'''

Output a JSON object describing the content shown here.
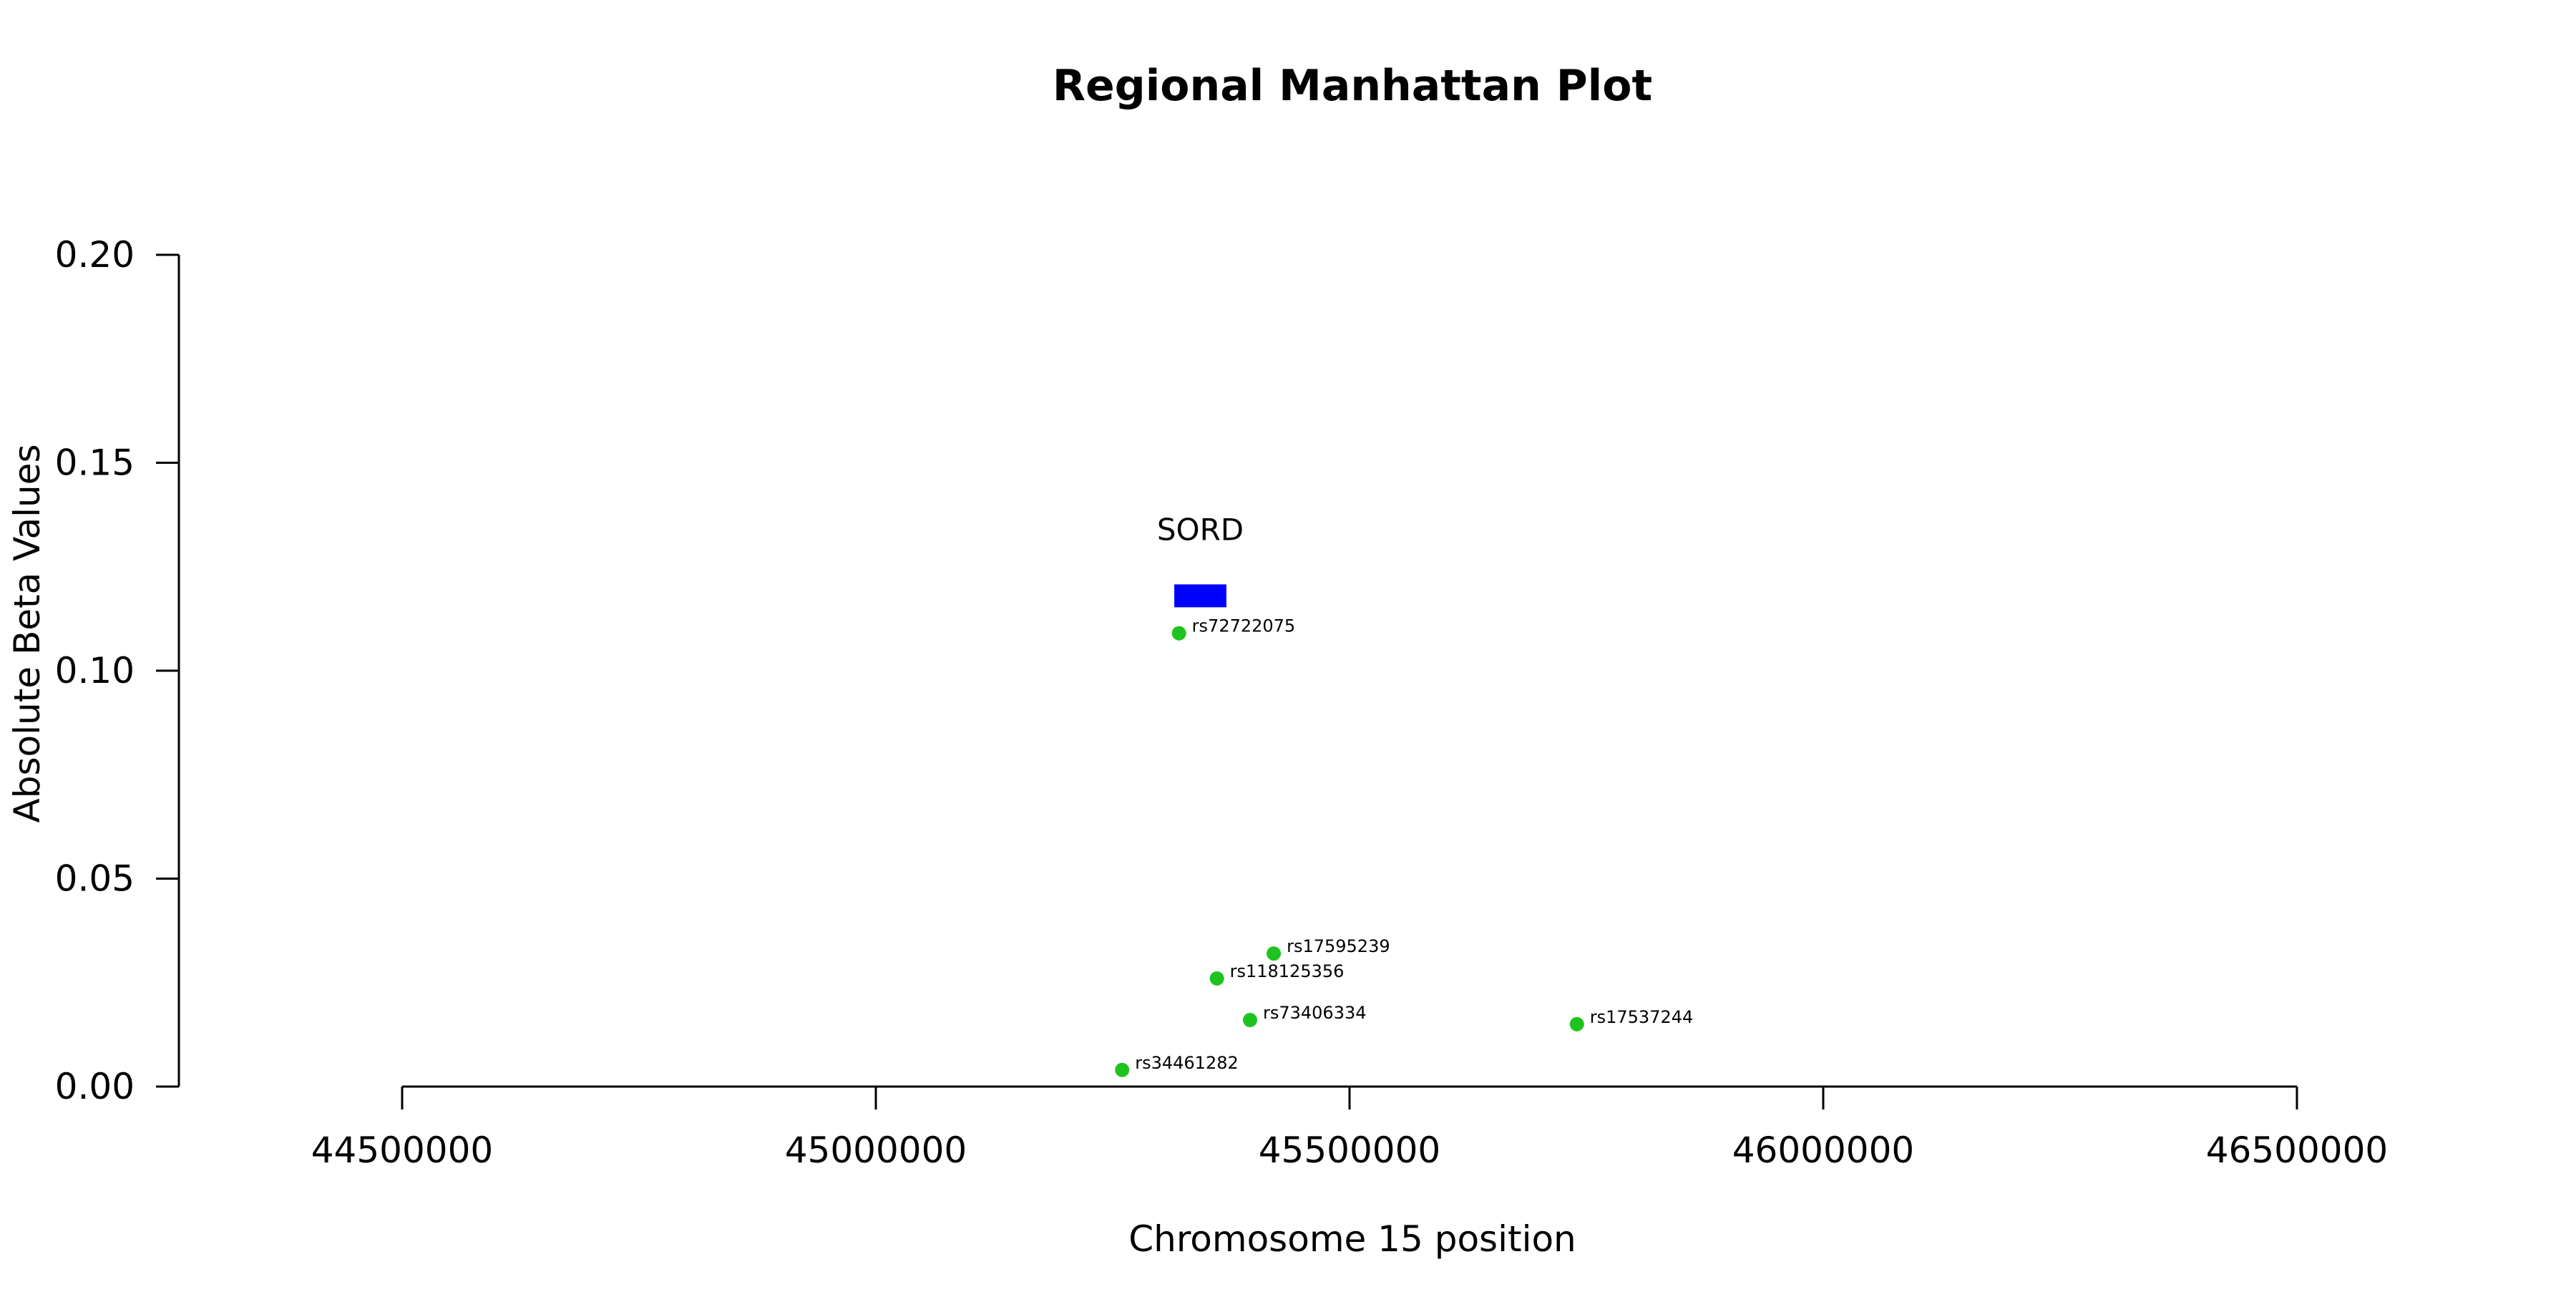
{
  "chart_data": {
    "type": "scatter",
    "title": "Regional Manhattan Plot",
    "xlabel": "Chromosome 15 position",
    "ylabel": "Absolute Beta Values",
    "xlim": [
      44500000,
      46500000
    ],
    "ylim": [
      0,
      0.2
    ],
    "x_ticks": [
      44500000,
      45000000,
      45500000,
      46000000,
      46500000
    ],
    "x_tick_labels": [
      "44500000",
      "45000000",
      "45500000",
      "46000000",
      "46500000"
    ],
    "y_ticks": [
      0,
      0.05,
      0.1,
      0.15,
      0.2
    ],
    "y_tick_labels": [
      "0.00",
      "0.05",
      "0.10",
      "0.15",
      "0.20"
    ],
    "grid": false,
    "point_color": "#1fc31f",
    "points": [
      {
        "label": "rs72722075",
        "x": 45320000,
        "y": 0.109
      },
      {
        "label": "rs17595239",
        "x": 45420000,
        "y": 0.032
      },
      {
        "label": "rs118125356",
        "x": 45360000,
        "y": 0.026
      },
      {
        "label": "rs73406334",
        "x": 45395000,
        "y": 0.016
      },
      {
        "label": "rs17537244",
        "x": 45740000,
        "y": 0.015
      },
      {
        "label": "rs34461282",
        "x": 45260000,
        "y": 0.004
      }
    ],
    "genes": [
      {
        "name": "SORD",
        "start": 45315000,
        "end": 45370000,
        "y": 0.118,
        "color": "#0000ff"
      }
    ]
  }
}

'''

Please output the material as written, apart from the images.

Output a JSON object describing the content shown here.
{
  "chart_data": {
    "type": "scatter",
    "title": "Regional Manhattan Plot",
    "xlabel": "Chromosome 15 position",
    "ylabel": "Absolute Beta Values",
    "xlim": [
      44500000,
      46500000
    ],
    "ylim": [
      0,
      0.2
    ],
    "x_ticks": [
      44500000,
      45000000,
      45500000,
      46000000,
      46500000
    ],
    "x_tick_labels": [
      "44500000",
      "45000000",
      "45500000",
      "46000000",
      "46500000"
    ],
    "y_ticks": [
      0,
      0.05,
      0.1,
      0.15,
      0.2
    ],
    "y_tick_labels": [
      "0.00",
      "0.05",
      "0.10",
      "0.15",
      "0.20"
    ],
    "grid": false,
    "point_color": "#1fc31f",
    "points": [
      {
        "label": "rs72722075",
        "x": 45320000,
        "y": 0.109
      },
      {
        "label": "rs17595239",
        "x": 45420000,
        "y": 0.032
      },
      {
        "label": "rs118125356",
        "x": 45360000,
        "y": 0.026
      },
      {
        "label": "rs73406334",
        "x": 45395000,
        "y": 0.016
      },
      {
        "label": "rs17537244",
        "x": 45740000,
        "y": 0.015
      },
      {
        "label": "rs34461282",
        "x": 45260000,
        "y": 0.004
      }
    ],
    "genes": [
      {
        "name": "SORD",
        "start": 45315000,
        "end": 45370000,
        "y": 0.118,
        "color": "#0000ff"
      }
    ]
  }
}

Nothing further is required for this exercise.